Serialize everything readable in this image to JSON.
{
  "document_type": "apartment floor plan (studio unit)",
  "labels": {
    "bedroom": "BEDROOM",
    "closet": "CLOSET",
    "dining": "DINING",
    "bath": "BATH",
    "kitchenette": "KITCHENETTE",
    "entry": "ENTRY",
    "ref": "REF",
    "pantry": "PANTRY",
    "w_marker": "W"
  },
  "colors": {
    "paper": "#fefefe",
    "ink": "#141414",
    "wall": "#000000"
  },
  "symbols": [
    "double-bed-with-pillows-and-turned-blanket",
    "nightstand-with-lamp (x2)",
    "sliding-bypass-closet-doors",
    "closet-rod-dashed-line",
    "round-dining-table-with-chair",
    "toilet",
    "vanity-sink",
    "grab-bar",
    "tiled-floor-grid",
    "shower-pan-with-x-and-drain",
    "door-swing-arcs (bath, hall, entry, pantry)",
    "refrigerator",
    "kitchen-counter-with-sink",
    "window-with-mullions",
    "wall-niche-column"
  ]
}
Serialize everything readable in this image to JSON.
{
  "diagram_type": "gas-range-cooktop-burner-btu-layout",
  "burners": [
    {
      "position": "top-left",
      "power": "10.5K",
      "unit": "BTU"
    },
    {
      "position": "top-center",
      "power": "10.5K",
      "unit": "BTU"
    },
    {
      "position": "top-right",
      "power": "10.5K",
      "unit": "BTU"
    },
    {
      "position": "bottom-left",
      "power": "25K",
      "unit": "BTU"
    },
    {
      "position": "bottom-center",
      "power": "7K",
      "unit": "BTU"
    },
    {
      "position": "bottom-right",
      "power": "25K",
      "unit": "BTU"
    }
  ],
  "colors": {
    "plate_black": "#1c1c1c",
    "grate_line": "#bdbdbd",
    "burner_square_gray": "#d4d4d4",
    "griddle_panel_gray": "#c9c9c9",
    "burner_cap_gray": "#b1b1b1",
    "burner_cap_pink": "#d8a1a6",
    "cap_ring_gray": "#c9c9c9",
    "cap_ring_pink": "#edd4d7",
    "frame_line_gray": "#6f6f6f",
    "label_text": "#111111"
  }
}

|---|

## Your instructions:
Transcribe every record above exactly as it appears.

## Result for this exercise:
Serialize everything readable in this image to JSON.
{
  "document_type": "apartment floor plan (studio unit)",
  "labels": {
    "bedroom": "BEDROOM",
    "closet": "CLOSET",
    "dining": "DINING",
    "bath": "BATH",
    "kitchenette": "KITCHENETTE",
    "entry": "ENTRY",
    "ref": "REF",
    "pantry": "PANTRY",
    "w_marker": "W"
  },
  "colors": {
    "paper": "#fefefe",
    "ink": "#141414",
    "wall": "#000000"
  },
  "symbols": [
    "double-bed-with-pillows-and-turned-blanket",
    "nightstand-with-lamp (x2)",
    "sliding-bypass-closet-doors",
    "closet-rod-dashed-line",
    "round-dining-table-with-chair",
    "toilet",
    "vanity-sink",
    "grab-bar",
    "tiled-floor-grid",
    "shower-pan-with-x-and-drain",
    "door-swing-arcs (bath, hall, entry, pantry)",
    "refrigerator",
    "kitchen-counter-with-sink",
    "window-with-mullions",
    "wall-niche-column"
  ]
}
Serialize everything readable in this image to JSON.
{
  "diagram_type": "gas-range-cooktop-burner-btu-layout",
  "burners": [
    {
      "position": "top-left",
      "power": "10.5K",
      "unit": "BTU"
    },
    {
      "position": "top-center",
      "power": "10.5K",
      "unit": "BTU"
    },
    {
      "position": "top-right",
      "power": "10.5K",
      "unit": "BTU"
    },
    {
      "position": "bottom-left",
      "power": "25K",
      "unit": "BTU"
    },
    {
      "position": "bottom-center",
      "power": "7K",
      "unit": "BTU"
    },
    {
      "position": "bottom-right",
      "power": "25K",
      "unit": "BTU"
    }
  ],
  "colors": {
    "plate_black": "#1c1c1c",
    "grate_line": "#bdbdbd",
    "burner_square_gray": "#d4d4d4",
    "griddle_panel_gray": "#c9c9c9",
    "burner_cap_gray": "#b1b1b1",
    "burner_cap_pink": "#d8a1a6",
    "cap_ring_gray": "#c9c9c9",
    "cap_ring_pink": "#edd4d7",
    "frame_line_gray": "#6f6f6f",
    "label_text": "#111111"
  }
}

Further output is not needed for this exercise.